▶ Objective: Read the lines below. Copy out any that hold the string "mouth".

* BEGIN *

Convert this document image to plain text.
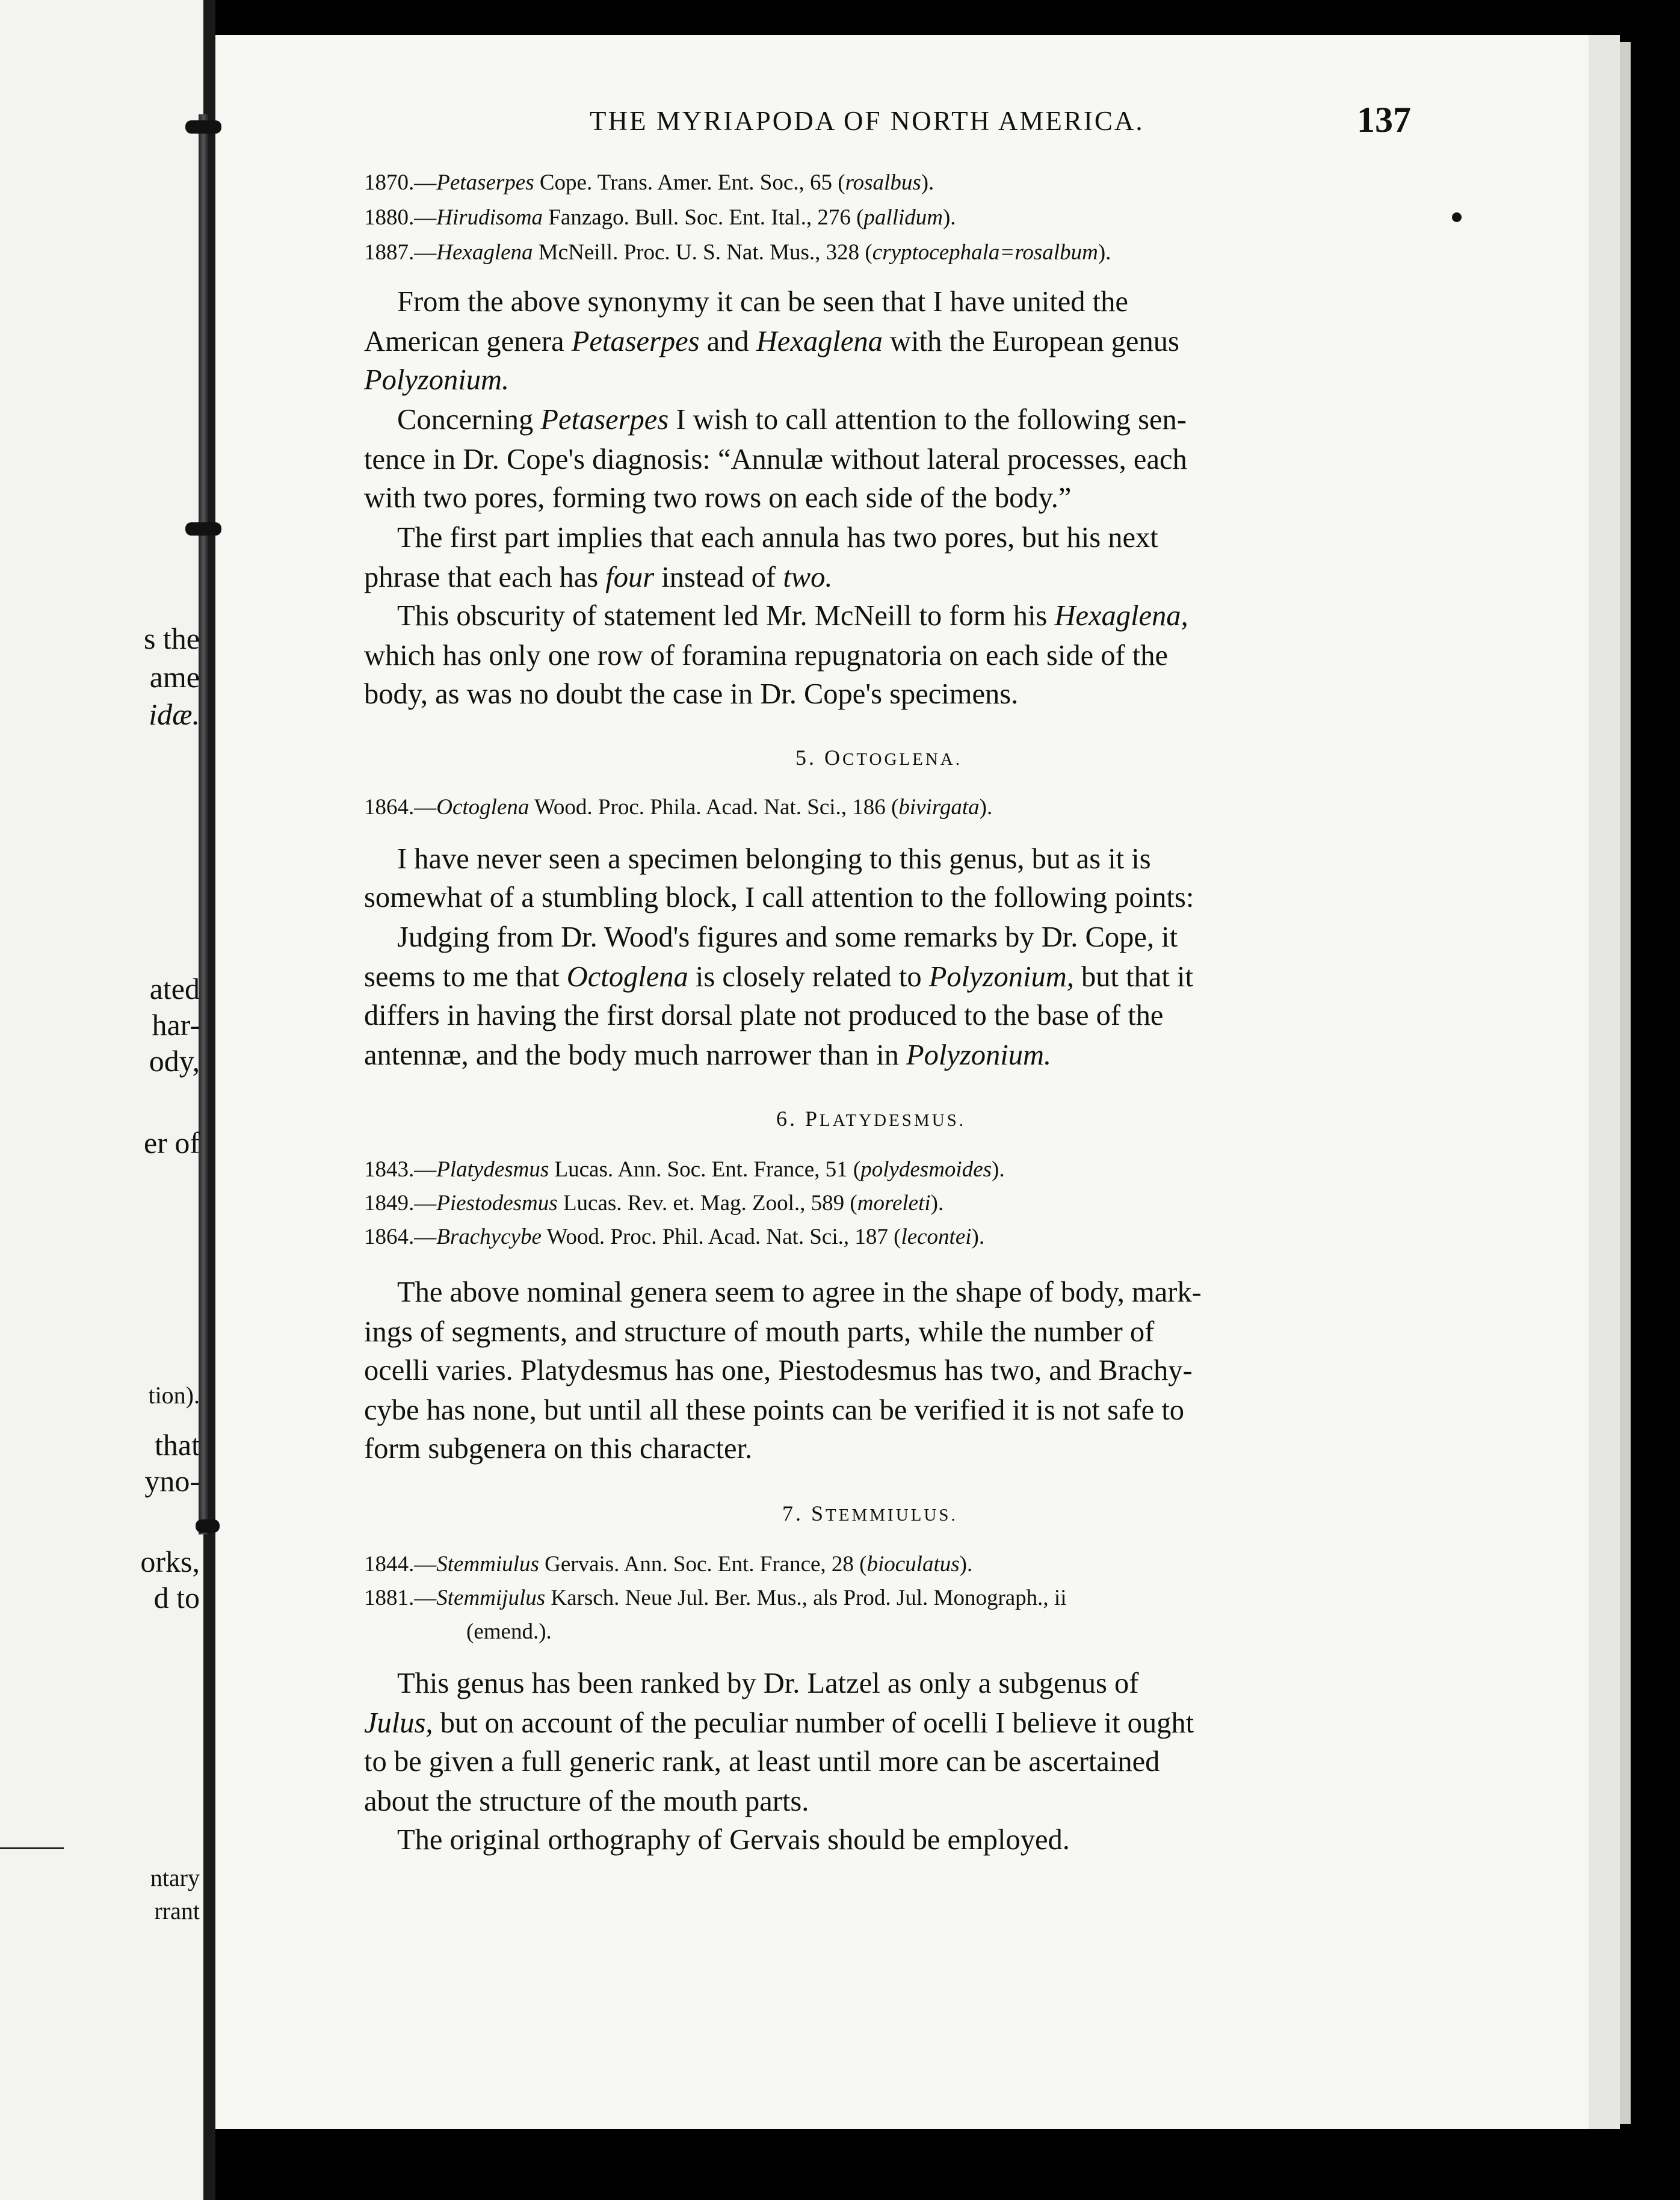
s the
ame
idæ.
ated
har-
ody,
er of
tion).
that
yno-
orks,
d to
ntary
rrant
THE MYRIAPODA OF NORTH AMERICA.	137
1870.—Petaserpes Cope. Trans. Amer. Ent. Soc., 65 (rosalbus).
1880.—Hirudisoma Fanzago. Bull. Soc. Ent. Ital., 276 (pallidum).
1887.—Hexaglena McNeill. Proc. U. S. Nat. Mus., 328 (cryptocephala=rosalbum).
From the above synonymy it can be seen that I have united the
American genera Petaserpes and Hexaglena with the European genus
Polyzonium.
Concerning Petaserpes I wish to call attention to the following sen-
tence in Dr. Cope's diagnosis: “Annulæ without lateral processes, each
with two pores, forming two rows on each side of the body.”
The first part implies that each annula has two pores, but his next
phrase that each has four instead of two.
This obscurity of statement led Mr. McNeill to form his Hexaglena,
which has only one row of foramina repugnatoria on each side of the
body, as was no doubt the case in Dr. Cope's specimens.
5. OCTOGLENA.
1864.—Octoglena Wood. Proc. Phila. Acad. Nat. Sci., 186 (bivirgata).
I have never seen a specimen belonging to this genus, but as it is
somewhat of a stumbling block, I call attention to the following points:
Judging from Dr. Wood's figures and some remarks by Dr. Cope, it
seems to me that Octoglena is closely related to Polyzonium, but that it
differs in having the first dorsal plate not produced to the base of the
antennæ, and the body much narrower than in Polyzonium.
6. PLATYDESMUS.
1843.—Platydesmus Lucas. Ann. Soc. Ent. France, 51 (polydesmoides).
1849.—Piestodesmus Lucas. Rev. et. Mag. Zool., 589 (moreleti).
1864.—Brachycybe Wood. Proc. Phil. Acad. Nat. Sci., 187 (lecontei).
The above nominal genera seem to agree in the shape of body, mark-
ings of segments, and structure of mouth parts, while the number of
ocelli varies. Platydesmus has one, Piestodesmus has two, and Brachy-
cybe has none, but until all these points can be verified it is not safe to
form subgenera on this character.
7. STEMMIULUS.
1844.—Stemmiulus Gervais. Ann. Soc. Ent. France, 28 (bioculatus).
1881.—Stemmijulus Karsch. Neue Jul. Ber. Mus., als Prod. Jul. Monograph., ii
(emend.).
This genus has been ranked by Dr. Latzel as only a subgenus of
Julus, but on account of the peculiar number of ocelli I believe it ought
to be given a full generic rank, at least until more can be ascertained
about the structure of the mouth parts.
The original orthography of Gervais should be employed.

* END *

▶ Result of this task:
ings of segments, and structure of mouth parts, while the number of
about the structure of the mouth parts.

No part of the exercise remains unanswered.